> Do this
Do not copy the pictures; transcribe all other material exactly.

----

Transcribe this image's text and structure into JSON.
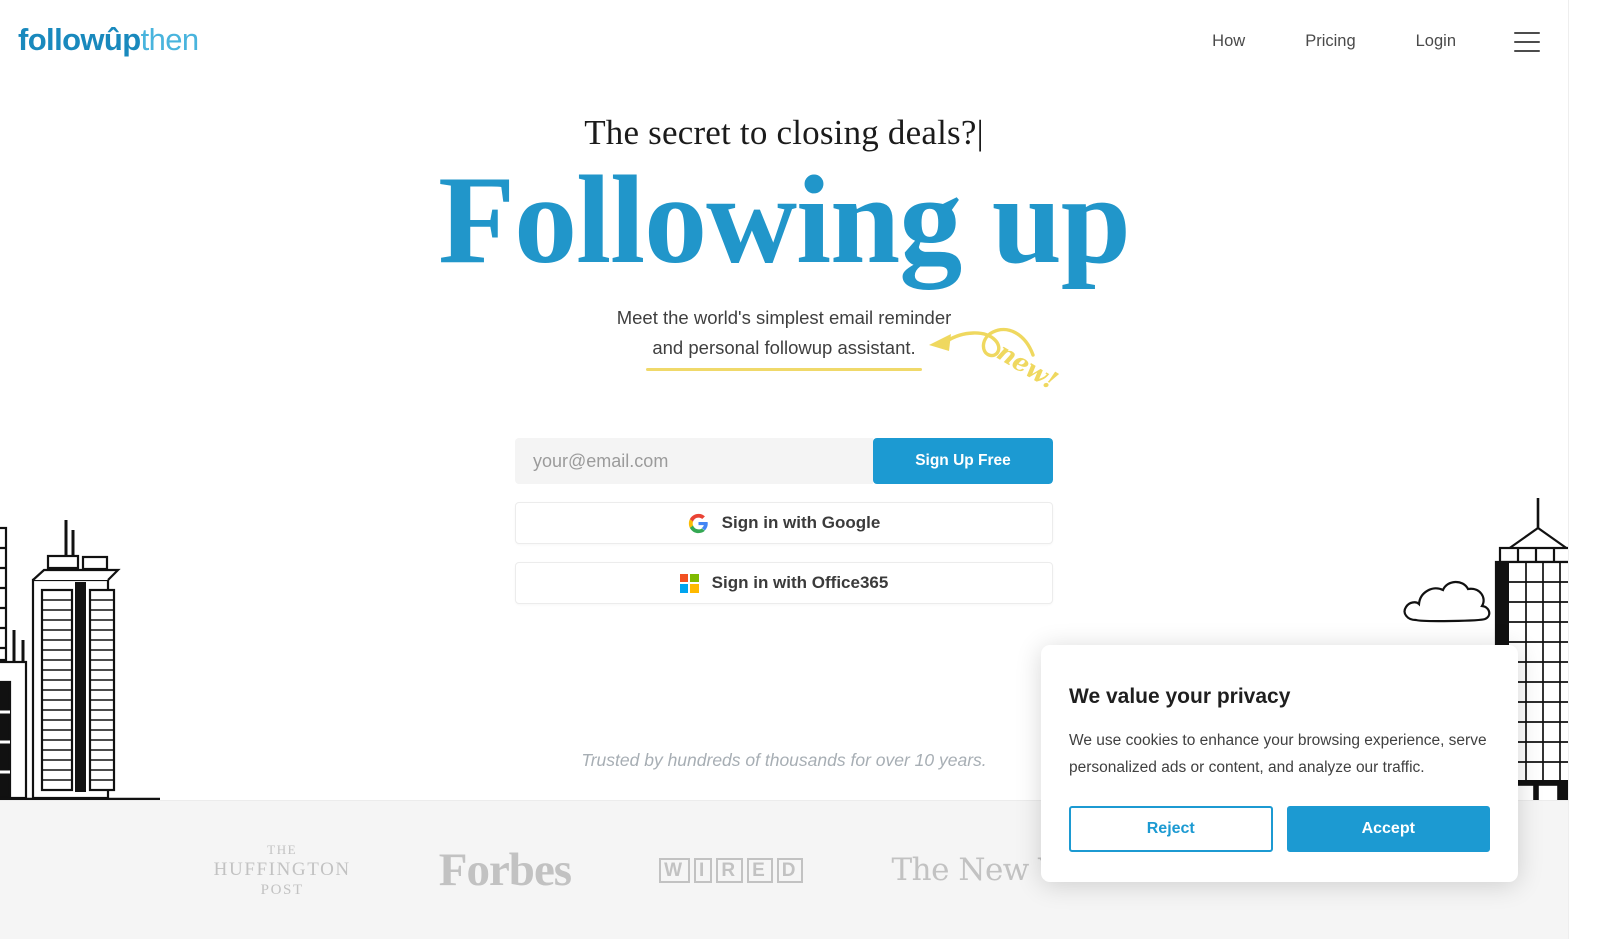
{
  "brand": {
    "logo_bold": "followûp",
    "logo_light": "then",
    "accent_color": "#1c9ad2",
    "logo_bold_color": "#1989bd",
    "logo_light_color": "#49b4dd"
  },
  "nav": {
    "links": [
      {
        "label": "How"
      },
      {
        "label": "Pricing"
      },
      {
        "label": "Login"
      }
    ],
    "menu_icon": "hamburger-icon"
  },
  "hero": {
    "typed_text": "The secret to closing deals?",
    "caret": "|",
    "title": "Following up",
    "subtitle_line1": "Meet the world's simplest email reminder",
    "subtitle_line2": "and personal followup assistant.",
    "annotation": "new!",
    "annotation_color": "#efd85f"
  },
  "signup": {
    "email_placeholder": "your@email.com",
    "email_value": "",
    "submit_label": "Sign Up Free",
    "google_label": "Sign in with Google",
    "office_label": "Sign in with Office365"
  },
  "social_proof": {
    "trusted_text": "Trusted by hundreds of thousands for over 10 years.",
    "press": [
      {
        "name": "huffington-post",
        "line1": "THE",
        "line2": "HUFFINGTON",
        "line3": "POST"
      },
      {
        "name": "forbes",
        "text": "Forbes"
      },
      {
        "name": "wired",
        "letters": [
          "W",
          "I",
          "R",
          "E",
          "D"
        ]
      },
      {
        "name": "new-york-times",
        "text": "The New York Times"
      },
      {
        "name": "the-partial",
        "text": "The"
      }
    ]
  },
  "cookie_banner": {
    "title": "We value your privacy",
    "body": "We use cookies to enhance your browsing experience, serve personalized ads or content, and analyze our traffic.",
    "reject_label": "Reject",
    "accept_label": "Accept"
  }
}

----

> Written solution
Transcribe this image's text and structure into JSON.
{
  "brand": {
    "logo_bold": "followûp",
    "logo_light": "then",
    "accent_color": "#1c9ad2",
    "logo_bold_color": "#1989bd",
    "logo_light_color": "#49b4dd"
  },
  "nav": {
    "links": [
      {
        "label": "How"
      },
      {
        "label": "Pricing"
      },
      {
        "label": "Login"
      }
    ],
    "menu_icon": "hamburger-icon"
  },
  "hero": {
    "typed_text": "The secret to closing deals?",
    "caret": "|",
    "title": "Following up",
    "subtitle_line1": "Meet the world's simplest email reminder",
    "subtitle_line2": "and personal followup assistant.",
    "annotation": "new!",
    "annotation_color": "#efd85f"
  },
  "signup": {
    "email_placeholder": "your@email.com",
    "email_value": "",
    "submit_label": "Sign Up Free",
    "google_label": "Sign in with Google",
    "office_label": "Sign in with Office365"
  },
  "social_proof": {
    "trusted_text": "Trusted by hundreds of thousands for over 10 years.",
    "press": [
      {
        "name": "huffington-post",
        "line1": "THE",
        "line2": "HUFFINGTON",
        "line3": "POST"
      },
      {
        "name": "forbes",
        "text": "Forbes"
      },
      {
        "name": "wired",
        "letters": [
          "W",
          "I",
          "R",
          "E",
          "D"
        ]
      },
      {
        "name": "new-york-times",
        "text": "The New York Times"
      },
      {
        "name": "the-partial",
        "text": "The"
      }
    ]
  },
  "cookie_banner": {
    "title": "We value your privacy",
    "body": "We use cookies to enhance your browsing experience, serve personalized ads or content, and analyze our traffic.",
    "reject_label": "Reject",
    "accept_label": "Accept"
  }
}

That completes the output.